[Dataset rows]
════

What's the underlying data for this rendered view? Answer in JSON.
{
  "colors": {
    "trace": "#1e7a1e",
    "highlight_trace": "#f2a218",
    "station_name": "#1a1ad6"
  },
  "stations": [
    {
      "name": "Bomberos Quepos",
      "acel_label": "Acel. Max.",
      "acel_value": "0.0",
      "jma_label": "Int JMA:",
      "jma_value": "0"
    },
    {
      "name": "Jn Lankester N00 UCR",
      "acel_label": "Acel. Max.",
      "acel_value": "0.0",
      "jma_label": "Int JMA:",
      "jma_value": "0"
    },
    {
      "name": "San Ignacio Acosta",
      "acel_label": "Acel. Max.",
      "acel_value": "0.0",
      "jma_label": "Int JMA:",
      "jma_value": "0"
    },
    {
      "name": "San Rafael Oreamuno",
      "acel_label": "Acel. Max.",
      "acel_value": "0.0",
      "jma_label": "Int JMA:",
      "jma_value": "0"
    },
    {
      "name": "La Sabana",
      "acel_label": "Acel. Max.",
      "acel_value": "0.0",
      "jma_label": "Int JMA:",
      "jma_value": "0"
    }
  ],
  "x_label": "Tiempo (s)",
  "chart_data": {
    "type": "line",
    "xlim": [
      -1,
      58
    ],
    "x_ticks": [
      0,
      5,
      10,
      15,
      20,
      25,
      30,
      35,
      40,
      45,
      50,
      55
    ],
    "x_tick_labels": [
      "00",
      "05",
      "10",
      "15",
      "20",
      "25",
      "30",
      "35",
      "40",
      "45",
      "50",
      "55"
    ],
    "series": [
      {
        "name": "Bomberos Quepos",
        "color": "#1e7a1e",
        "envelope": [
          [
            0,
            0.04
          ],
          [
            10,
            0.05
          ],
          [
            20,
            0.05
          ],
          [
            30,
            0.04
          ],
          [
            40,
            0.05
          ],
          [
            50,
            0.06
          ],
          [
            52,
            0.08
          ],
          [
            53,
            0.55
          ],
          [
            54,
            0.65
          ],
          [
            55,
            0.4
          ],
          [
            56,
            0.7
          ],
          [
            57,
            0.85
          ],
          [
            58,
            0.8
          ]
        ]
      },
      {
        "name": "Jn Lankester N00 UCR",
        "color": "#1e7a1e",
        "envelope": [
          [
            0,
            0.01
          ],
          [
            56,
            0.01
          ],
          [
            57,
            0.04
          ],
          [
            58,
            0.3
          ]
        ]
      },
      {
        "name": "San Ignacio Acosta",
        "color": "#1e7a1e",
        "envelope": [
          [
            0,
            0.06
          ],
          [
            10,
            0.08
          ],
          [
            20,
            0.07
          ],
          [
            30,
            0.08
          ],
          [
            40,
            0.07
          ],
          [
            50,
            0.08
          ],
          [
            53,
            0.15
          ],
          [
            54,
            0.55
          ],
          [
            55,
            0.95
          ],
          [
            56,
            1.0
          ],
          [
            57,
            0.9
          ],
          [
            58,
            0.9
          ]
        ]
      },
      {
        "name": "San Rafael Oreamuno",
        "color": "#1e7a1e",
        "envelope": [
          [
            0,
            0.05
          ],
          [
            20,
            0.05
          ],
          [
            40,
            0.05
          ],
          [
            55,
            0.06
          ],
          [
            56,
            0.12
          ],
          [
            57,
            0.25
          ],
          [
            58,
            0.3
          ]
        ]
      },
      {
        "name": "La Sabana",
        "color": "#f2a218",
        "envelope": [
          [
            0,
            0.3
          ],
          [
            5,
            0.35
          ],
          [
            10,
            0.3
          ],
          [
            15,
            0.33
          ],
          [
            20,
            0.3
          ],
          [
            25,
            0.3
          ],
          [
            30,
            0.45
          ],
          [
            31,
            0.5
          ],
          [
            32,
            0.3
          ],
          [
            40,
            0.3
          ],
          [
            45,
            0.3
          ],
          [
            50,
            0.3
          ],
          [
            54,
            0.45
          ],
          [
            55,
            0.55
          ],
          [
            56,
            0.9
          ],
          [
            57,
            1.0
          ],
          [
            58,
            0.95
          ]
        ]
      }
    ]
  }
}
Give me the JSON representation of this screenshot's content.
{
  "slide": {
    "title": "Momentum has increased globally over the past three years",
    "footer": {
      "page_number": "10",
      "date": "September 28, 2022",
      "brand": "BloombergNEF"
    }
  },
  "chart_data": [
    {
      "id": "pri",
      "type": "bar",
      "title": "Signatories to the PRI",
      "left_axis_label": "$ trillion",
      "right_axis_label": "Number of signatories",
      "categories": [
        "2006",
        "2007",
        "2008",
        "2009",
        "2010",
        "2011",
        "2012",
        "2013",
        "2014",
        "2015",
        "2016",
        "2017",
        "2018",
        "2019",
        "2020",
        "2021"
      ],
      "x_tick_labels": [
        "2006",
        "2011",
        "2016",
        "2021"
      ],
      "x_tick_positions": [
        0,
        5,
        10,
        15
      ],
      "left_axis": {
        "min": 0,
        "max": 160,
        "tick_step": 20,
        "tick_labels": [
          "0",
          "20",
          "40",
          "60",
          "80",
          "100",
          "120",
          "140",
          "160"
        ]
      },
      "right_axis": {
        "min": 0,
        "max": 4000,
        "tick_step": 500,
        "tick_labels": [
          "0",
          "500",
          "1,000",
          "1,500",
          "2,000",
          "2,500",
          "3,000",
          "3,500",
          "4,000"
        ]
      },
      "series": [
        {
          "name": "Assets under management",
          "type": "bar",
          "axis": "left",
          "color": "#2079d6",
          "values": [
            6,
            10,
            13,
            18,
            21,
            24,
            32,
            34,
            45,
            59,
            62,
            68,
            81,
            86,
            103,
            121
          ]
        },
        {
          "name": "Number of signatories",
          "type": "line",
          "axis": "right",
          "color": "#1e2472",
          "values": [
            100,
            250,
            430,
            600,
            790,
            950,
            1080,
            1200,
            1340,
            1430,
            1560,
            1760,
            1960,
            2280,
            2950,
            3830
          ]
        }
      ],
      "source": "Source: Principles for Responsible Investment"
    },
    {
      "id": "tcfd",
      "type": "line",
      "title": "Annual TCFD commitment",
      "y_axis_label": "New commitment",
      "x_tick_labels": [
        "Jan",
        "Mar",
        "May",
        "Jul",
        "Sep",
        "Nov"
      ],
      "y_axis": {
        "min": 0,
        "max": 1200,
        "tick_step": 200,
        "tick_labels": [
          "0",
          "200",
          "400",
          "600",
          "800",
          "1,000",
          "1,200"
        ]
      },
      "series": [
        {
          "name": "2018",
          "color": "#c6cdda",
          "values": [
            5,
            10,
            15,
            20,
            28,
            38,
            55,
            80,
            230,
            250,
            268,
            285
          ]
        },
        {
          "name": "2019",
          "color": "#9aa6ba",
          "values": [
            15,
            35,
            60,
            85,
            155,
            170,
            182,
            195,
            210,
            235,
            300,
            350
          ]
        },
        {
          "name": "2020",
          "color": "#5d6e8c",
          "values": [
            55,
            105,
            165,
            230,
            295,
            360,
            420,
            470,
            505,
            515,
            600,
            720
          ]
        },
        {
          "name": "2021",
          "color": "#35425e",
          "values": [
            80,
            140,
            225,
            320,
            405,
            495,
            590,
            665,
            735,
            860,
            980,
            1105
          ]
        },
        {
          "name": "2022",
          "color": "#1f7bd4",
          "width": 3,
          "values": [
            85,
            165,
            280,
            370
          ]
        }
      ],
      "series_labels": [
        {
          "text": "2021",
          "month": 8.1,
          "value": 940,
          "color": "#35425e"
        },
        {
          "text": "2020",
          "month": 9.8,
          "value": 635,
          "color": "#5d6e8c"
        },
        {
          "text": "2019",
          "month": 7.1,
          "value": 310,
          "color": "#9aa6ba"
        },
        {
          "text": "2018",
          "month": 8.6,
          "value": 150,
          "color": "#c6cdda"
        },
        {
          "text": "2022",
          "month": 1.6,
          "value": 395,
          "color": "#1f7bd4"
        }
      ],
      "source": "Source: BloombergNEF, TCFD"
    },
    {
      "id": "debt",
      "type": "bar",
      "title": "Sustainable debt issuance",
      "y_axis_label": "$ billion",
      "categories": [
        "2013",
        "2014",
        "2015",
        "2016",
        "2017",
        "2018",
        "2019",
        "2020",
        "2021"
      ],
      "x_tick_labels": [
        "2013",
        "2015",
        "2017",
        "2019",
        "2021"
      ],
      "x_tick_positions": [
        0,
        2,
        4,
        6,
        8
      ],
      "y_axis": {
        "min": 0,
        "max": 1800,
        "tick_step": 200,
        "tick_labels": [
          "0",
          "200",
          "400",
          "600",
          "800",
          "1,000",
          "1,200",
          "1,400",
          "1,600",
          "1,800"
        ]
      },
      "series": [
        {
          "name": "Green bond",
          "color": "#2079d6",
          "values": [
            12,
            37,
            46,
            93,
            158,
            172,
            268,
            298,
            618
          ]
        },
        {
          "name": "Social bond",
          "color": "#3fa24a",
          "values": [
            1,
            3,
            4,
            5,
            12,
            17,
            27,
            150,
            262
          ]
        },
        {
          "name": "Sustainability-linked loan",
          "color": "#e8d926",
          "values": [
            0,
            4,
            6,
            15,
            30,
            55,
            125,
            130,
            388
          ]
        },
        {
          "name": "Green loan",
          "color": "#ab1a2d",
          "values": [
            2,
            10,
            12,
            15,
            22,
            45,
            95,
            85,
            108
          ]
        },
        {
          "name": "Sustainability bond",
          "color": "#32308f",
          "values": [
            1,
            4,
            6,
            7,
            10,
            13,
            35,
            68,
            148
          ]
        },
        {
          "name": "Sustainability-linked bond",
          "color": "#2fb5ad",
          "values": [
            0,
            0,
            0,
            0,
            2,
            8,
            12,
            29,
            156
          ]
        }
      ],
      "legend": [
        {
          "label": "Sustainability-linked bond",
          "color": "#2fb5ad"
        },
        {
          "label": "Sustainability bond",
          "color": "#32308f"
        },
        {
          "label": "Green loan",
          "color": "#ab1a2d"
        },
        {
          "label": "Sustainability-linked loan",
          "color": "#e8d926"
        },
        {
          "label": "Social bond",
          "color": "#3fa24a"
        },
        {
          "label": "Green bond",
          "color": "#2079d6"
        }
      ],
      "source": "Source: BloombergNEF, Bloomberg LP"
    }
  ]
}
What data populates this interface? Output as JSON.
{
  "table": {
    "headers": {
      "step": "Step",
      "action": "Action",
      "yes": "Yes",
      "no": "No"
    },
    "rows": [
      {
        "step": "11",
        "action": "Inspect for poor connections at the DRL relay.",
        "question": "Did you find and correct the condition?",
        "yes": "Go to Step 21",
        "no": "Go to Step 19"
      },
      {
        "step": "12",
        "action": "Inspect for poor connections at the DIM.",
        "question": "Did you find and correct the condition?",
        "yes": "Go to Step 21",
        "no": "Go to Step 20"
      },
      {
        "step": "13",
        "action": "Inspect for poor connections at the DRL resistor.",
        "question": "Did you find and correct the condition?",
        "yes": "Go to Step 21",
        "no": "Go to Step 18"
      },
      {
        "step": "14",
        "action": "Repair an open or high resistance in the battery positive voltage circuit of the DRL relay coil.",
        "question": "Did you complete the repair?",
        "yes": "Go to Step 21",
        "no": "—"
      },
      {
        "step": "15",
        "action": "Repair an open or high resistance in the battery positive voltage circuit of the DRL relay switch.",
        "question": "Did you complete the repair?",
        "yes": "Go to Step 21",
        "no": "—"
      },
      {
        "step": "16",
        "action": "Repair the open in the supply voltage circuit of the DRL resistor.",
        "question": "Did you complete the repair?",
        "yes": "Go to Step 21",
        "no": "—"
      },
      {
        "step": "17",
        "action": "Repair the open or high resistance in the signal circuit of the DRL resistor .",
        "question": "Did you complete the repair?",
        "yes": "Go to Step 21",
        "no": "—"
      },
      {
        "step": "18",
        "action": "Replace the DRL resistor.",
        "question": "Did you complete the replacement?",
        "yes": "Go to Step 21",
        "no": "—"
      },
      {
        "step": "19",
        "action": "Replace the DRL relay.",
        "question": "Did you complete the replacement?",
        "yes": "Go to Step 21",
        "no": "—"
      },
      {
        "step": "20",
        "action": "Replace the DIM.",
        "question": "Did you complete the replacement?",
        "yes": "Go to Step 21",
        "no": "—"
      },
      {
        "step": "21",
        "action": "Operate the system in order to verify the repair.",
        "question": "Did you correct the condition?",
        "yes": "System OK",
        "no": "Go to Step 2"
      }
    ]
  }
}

════

The problem:
Find the lines that include the string "Rafael", then copy each of them.

Output for this task:
      "name": "San Rafael Oreamuno",
        "name": "San Rafael Oreamuno",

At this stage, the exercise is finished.